▶ _Objective_
Which lines below hold the word "Concentration"? Report each one.

(Items listed in a dataset)
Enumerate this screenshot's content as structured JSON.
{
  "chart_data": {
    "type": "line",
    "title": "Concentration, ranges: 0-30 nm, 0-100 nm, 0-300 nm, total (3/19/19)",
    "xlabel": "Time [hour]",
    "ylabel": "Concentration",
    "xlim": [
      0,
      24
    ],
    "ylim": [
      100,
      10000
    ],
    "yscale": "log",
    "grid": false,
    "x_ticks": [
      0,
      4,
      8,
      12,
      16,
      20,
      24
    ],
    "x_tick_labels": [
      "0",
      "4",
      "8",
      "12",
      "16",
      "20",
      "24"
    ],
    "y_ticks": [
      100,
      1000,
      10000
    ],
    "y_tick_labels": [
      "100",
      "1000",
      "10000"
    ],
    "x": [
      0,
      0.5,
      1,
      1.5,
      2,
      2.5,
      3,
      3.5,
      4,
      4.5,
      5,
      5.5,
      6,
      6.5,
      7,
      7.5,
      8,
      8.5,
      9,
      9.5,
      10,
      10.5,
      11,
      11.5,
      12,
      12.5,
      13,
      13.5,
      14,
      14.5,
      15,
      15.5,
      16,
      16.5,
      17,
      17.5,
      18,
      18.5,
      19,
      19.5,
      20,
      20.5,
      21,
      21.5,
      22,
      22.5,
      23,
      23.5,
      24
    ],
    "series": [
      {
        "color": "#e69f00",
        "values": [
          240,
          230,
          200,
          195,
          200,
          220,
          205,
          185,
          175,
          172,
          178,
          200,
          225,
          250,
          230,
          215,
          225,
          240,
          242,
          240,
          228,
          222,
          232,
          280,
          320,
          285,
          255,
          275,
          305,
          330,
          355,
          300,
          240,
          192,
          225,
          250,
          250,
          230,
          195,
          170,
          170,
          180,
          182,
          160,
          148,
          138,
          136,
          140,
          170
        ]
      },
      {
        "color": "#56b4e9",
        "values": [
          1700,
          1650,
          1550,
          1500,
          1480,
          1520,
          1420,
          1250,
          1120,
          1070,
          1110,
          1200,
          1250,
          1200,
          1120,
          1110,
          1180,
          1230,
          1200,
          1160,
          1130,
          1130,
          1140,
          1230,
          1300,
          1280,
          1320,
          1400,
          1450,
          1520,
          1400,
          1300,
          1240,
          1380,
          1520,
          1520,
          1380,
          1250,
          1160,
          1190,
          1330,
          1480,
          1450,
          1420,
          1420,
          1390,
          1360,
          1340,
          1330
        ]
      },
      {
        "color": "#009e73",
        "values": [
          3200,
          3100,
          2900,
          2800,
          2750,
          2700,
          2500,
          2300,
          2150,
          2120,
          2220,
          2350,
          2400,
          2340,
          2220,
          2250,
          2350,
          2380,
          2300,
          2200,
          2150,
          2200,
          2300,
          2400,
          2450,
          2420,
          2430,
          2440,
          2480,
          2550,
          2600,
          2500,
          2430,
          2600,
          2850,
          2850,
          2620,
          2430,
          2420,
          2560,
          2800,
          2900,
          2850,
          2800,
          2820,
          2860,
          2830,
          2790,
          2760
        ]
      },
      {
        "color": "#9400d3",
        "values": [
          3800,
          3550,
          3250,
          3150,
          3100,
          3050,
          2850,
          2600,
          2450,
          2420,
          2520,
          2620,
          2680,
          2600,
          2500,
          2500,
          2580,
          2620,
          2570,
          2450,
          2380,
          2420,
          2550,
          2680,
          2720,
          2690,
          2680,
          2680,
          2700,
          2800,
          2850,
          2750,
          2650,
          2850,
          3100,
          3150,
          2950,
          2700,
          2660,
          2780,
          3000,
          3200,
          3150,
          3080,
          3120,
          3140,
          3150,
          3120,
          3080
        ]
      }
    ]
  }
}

▶ _Correct response_
    "title": "Concentration, ranges: 0-30 nm, 0-100 nm, 0-300 nm, total (3/19/19)",
    "ylabel": "Concentration",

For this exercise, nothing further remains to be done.